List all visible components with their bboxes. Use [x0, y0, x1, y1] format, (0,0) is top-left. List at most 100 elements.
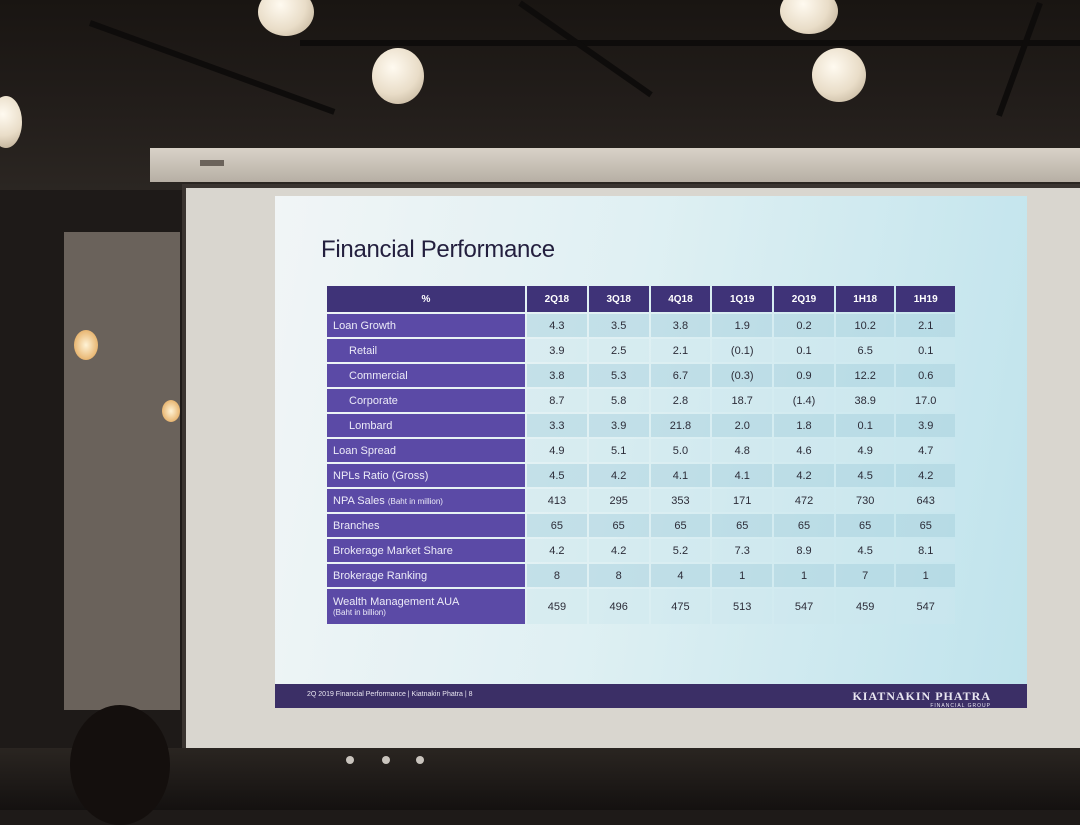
slide-title: Financial Performance — [321, 236, 555, 263]
table-cell: 547 — [896, 589, 955, 624]
table-header-row: % 2Q18 3Q18 4Q18 1Q19 2Q19 1H18 1H19 — [327, 286, 955, 312]
table-cell: 38.9 — [835, 389, 895, 412]
table-cell: 472 — [774, 489, 834, 512]
table-cell: 4.1 — [712, 464, 773, 487]
table-cell: 413 — [527, 489, 587, 512]
left-wall-panel — [64, 232, 180, 710]
table-cell: 3.3 — [527, 414, 587, 437]
ceiling-beam — [300, 40, 1080, 46]
table-row: Brokerage Ranking 8 8 4 1 1 7 1 — [327, 564, 955, 587]
table-cell: 353 — [650, 489, 711, 512]
table-cell: 0.1 — [774, 339, 834, 362]
table-cell: 4.2 — [896, 464, 955, 487]
table-cell: 65 — [896, 514, 955, 537]
table-cell: 4.6 — [774, 439, 834, 462]
table-cell: 5.0 — [650, 439, 711, 462]
screen-case-tag — [200, 160, 224, 166]
table-cell: 5.8 — [588, 389, 649, 412]
table-cell: 18.7 — [712, 389, 773, 412]
table-cell: 7 — [835, 564, 895, 587]
table-cell: 4.2 — [588, 539, 649, 562]
table-cell: 459 — [835, 589, 895, 624]
ceiling-light — [0, 96, 22, 148]
table-cell: 4.5 — [835, 539, 895, 562]
column-header: 1H18 — [835, 286, 895, 312]
table-cell: 3.9 — [896, 414, 955, 437]
row-label: Lombard — [327, 414, 525, 437]
projector-screen-case — [150, 148, 1080, 182]
table-cell: 2.1 — [896, 314, 955, 337]
table-cell: 8.9 — [774, 539, 834, 562]
table-cell: 2.5 — [588, 339, 649, 362]
table-cell: 2.1 — [650, 339, 711, 362]
table-cell: 0.1 — [896, 339, 955, 362]
row-label: Commercial — [327, 364, 525, 387]
table-cell: 8.7 — [527, 389, 587, 412]
logo-wordmark: KIATNAKIN PHATRA — [852, 689, 991, 703]
table-cell: 475 — [650, 589, 711, 624]
table-cell: 8 — [588, 564, 649, 587]
row-label: Corporate — [327, 389, 525, 412]
footer-text: 2Q 2019 Financial Performance | Kiatnaki… — [307, 691, 473, 698]
row-label: NPA Sales (Baht in million) — [327, 489, 525, 512]
row-label-text: Wealth Management AUA — [333, 596, 460, 608]
wall-lamp — [74, 330, 98, 360]
table-cell: 1 — [774, 564, 834, 587]
table-cell: (0.3) — [712, 364, 773, 387]
room-floor — [0, 748, 1080, 810]
table-cell: 1 — [712, 564, 773, 587]
column-header: 1H19 — [896, 286, 955, 312]
presentation-slide: Financial Performance % 2Q18 3Q18 4Q18 1… — [275, 196, 1027, 709]
audience-head-silhouette — [70, 705, 170, 825]
financial-performance-table: % 2Q18 3Q18 4Q18 1Q19 2Q19 1H18 1H19 Loa… — [325, 284, 957, 626]
table-row: NPA Sales (Baht in million) 413 295 353 … — [327, 489, 955, 512]
table-cell: 4.5 — [835, 464, 895, 487]
row-label: Brokerage Market Share — [327, 539, 525, 562]
table-row: NPLs Ratio (Gross) 4.5 4.2 4.1 4.1 4.2 4… — [327, 464, 955, 487]
table-cell: 3.9 — [527, 339, 587, 362]
row-label: Wealth Management AUA (Baht in billion) — [327, 589, 525, 624]
table-cell: 8.1 — [896, 539, 955, 562]
table-row: Wealth Management AUA (Baht in billion) 4… — [327, 589, 955, 624]
ceiling-light — [812, 48, 866, 102]
table-cell: (1.4) — [774, 389, 834, 412]
table-cell: 4.2 — [527, 539, 587, 562]
table-cell: 1.8 — [774, 414, 834, 437]
table-cell: 65 — [527, 514, 587, 537]
row-label: Loan Growth — [327, 314, 525, 337]
table-cell: 65 — [835, 514, 895, 537]
table-cell: (0.1) — [712, 339, 773, 362]
column-header: 4Q18 — [650, 286, 711, 312]
table-row: Loan Spread 4.9 5.1 5.0 4.8 4.6 4.9 4.7 — [327, 439, 955, 462]
table-cell: 7.3 — [712, 539, 773, 562]
table-cell: 4.7 — [896, 439, 955, 462]
table-cell: 65 — [712, 514, 773, 537]
table-cell: 17.0 — [896, 389, 955, 412]
table-cell: 547 — [774, 589, 834, 624]
row-label-unit: (Baht in billion) — [333, 608, 386, 617]
table-cell: 65 — [588, 514, 649, 537]
table-cell: 4.1 — [650, 464, 711, 487]
table-row: Commercial 3.8 5.3 6.7 (0.3) 0.9 12.2 0.… — [327, 364, 955, 387]
table-row: Loan Growth 4.3 3.5 3.8 1.9 0.2 10.2 2.1 — [327, 314, 955, 337]
table-cell: 4.9 — [527, 439, 587, 462]
table-cell: 643 — [896, 489, 955, 512]
table-row: Brokerage Market Share 4.2 4.2 5.2 7.3 8… — [327, 539, 955, 562]
table-cell: 4.2 — [774, 464, 834, 487]
table-cell: 0.1 — [835, 414, 895, 437]
table-cell: 3.5 — [588, 314, 649, 337]
table-cell: 65 — [774, 514, 834, 537]
table-cell: 730 — [835, 489, 895, 512]
table-cell: 4.3 — [527, 314, 587, 337]
table-row: Retail 3.9 2.5 2.1 (0.1) 0.1 6.5 0.1 — [327, 339, 955, 362]
row-label: NPLs Ratio (Gross) — [327, 464, 525, 487]
table-cell: 4 — [650, 564, 711, 587]
row-label: Brokerage Ranking — [327, 564, 525, 587]
table-cell: 0.6 — [896, 364, 955, 387]
table-cell: 5.1 — [588, 439, 649, 462]
table-cell: 4.2 — [588, 464, 649, 487]
table-cell: 0.9 — [774, 364, 834, 387]
table-row: Corporate 8.7 5.8 2.8 18.7 (1.4) 38.9 17… — [327, 389, 955, 412]
table-cell: 295 — [588, 489, 649, 512]
ceiling-light — [372, 48, 424, 104]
========
Obiettivo dell'esercizio: Riproduci tutte le righe riportate sopra senza alcuna modifica, tralasciando le immagini.

Risposta al compito:
List all visible components with their bboxes. Use [x0, y0, x1, y1] format, (0,0) is top-left. List at most 100 elements.
slide-title: Financial Performance — [321, 236, 555, 263]
table-cell: 547 — [896, 589, 955, 624]
table-header-row: % 2Q18 3Q18 4Q18 1Q19 2Q19 1H18 1H19 — [327, 286, 955, 312]
table-cell: 38.9 — [835, 389, 895, 412]
table-cell: 472 — [774, 489, 834, 512]
table-cell: 4.1 — [712, 464, 773, 487]
table-cell: 413 — [527, 489, 587, 512]
left-wall-panel — [64, 232, 180, 710]
table-cell: 3.3 — [527, 414, 587, 437]
ceiling-beam — [300, 40, 1080, 46]
table-row: Brokerage Ranking 8 8 4 1 1 7 1 — [327, 564, 955, 587]
table-cell: 353 — [650, 489, 711, 512]
table-cell: 0.1 — [774, 339, 834, 362]
table-cell: 4.2 — [896, 464, 955, 487]
table-cell: 65 — [896, 514, 955, 537]
table-cell: 4.6 — [774, 439, 834, 462]
table-cell: 5.0 — [650, 439, 711, 462]
screen-case-tag — [200, 160, 224, 166]
table-cell: 5.8 — [588, 389, 649, 412]
table-cell: 18.7 — [712, 389, 773, 412]
table-cell: 7 — [835, 564, 895, 587]
table-cell: 4.2 — [588, 539, 649, 562]
table-cell: 459 — [835, 589, 895, 624]
ceiling-light — [0, 96, 22, 148]
table-cell: 4.5 — [835, 539, 895, 562]
column-header: 1H18 — [835, 286, 895, 312]
table-cell: 3.9 — [896, 414, 955, 437]
row-label: Lombard — [327, 414, 525, 437]
projector-screen-case — [150, 148, 1080, 182]
table-cell: 2.1 — [896, 314, 955, 337]
table-cell: 8.9 — [774, 539, 834, 562]
table-cell: 2.5 — [588, 339, 649, 362]
table-cell: 2.1 — [650, 339, 711, 362]
table-cell: 0.1 — [896, 339, 955, 362]
row-label: Commercial — [327, 364, 525, 387]
table-cell: 8.7 — [527, 389, 587, 412]
logo-wordmark: KIATNAKIN PHATRA — [852, 689, 991, 703]
table-cell: 475 — [650, 589, 711, 624]
table-cell: 8 — [588, 564, 649, 587]
row-label: Corporate — [327, 389, 525, 412]
footer-text: 2Q 2019 Financial Performance | Kiatnaki… — [307, 691, 473, 698]
row-label: NPA Sales (Baht in million) — [327, 489, 525, 512]
row-label-text: Wealth Management AUA — [333, 596, 460, 608]
wall-lamp — [74, 330, 98, 360]
table-cell: 1 — [774, 564, 834, 587]
table-cell: (0.3) — [712, 364, 773, 387]
room-floor — [0, 748, 1080, 810]
table-cell: 1 — [712, 564, 773, 587]
column-header: 1H19 — [896, 286, 955, 312]
presentation-slide: Financial Performance % 2Q18 3Q18 4Q18 1… — [275, 196, 1027, 709]
audience-head-silhouette — [70, 705, 170, 825]
financial-performance-table: % 2Q18 3Q18 4Q18 1Q19 2Q19 1H18 1H19 Loa… — [325, 284, 957, 626]
table-row: NPA Sales (Baht in million) 413 295 353 … — [327, 489, 955, 512]
table-cell: 4.5 — [835, 464, 895, 487]
row-label: Brokerage Market Share — [327, 539, 525, 562]
table-row: NPLs Ratio (Gross) 4.5 4.2 4.1 4.1 4.2 4… — [327, 464, 955, 487]
table-cell: 3.9 — [527, 339, 587, 362]
row-label: Wealth Management AUA (Baht in billion) — [327, 589, 525, 624]
table-cell: 8.1 — [896, 539, 955, 562]
table-row: Wealth Management AUA (Baht in billion) 4… — [327, 589, 955, 624]
ceiling-light — [812, 48, 866, 102]
table-cell: (1.4) — [774, 389, 834, 412]
table-cell: 4.2 — [527, 539, 587, 562]
table-cell: 1.8 — [774, 414, 834, 437]
table-cell: 65 — [527, 514, 587, 537]
row-label: Loan Growth — [327, 314, 525, 337]
table-cell: 65 — [835, 514, 895, 537]
table-cell: (0.1) — [712, 339, 773, 362]
column-header: 4Q18 — [650, 286, 711, 312]
table-row: Loan Spread 4.9 5.1 5.0 4.8 4.6 4.9 4.7 — [327, 439, 955, 462]
table-cell: 7.3 — [712, 539, 773, 562]
table-cell: 4.7 — [896, 439, 955, 462]
table-cell: 65 — [712, 514, 773, 537]
table-cell: 17.0 — [896, 389, 955, 412]
table-cell: 547 — [774, 589, 834, 624]
row-label-unit: (Baht in billion) — [333, 608, 386, 617]
table-cell: 65 — [588, 514, 649, 537]
table-cell: 4.1 — [650, 464, 711, 487]
table-row: Commercial 3.8 5.3 6.7 (0.3) 0.9 12.2 0.… — [327, 364, 955, 387]
table-row: Loan Growth 4.3 3.5 3.8 1.9 0.2 10.2 2.1 — [327, 314, 955, 337]
table-cell: 4.9 — [527, 439, 587, 462]
table-cell: 643 — [896, 489, 955, 512]
table-row: Brokerage Market Share 4.2 4.2 5.2 7.3 8… — [327, 539, 955, 562]
table-cell: 4.2 — [774, 464, 834, 487]
table-cell: 0.1 — [835, 414, 895, 437]
table-cell: 3.5 — [588, 314, 649, 337]
table-cell: 65 — [774, 514, 834, 537]
table-cell: 730 — [835, 489, 895, 512]
table-cell: 4.3 — [527, 314, 587, 337]
table-row: Retail 3.9 2.5 2.1 (0.1) 0.1 6.5 0.1 — [327, 339, 955, 362]
row-label: NPLs Ratio (Gross) — [327, 464, 525, 487]
table-cell: 4 — [650, 564, 711, 587]
row-label: Brokerage Ranking — [327, 564, 525, 587]
table-cell: 0.6 — [896, 364, 955, 387]
table-cell: 5.1 — [588, 439, 649, 462]
table-cell: 4.2 — [588, 464, 649, 487]
table-cell: 0.9 — [774, 364, 834, 387]
table-row: Corporate 8.7 5.8 2.8 18.7 (1.4) 38.9 17… — [327, 389, 955, 412]
table-cell: 295 — [588, 489, 649, 512]
ceiling-light — [372, 48, 424, 104]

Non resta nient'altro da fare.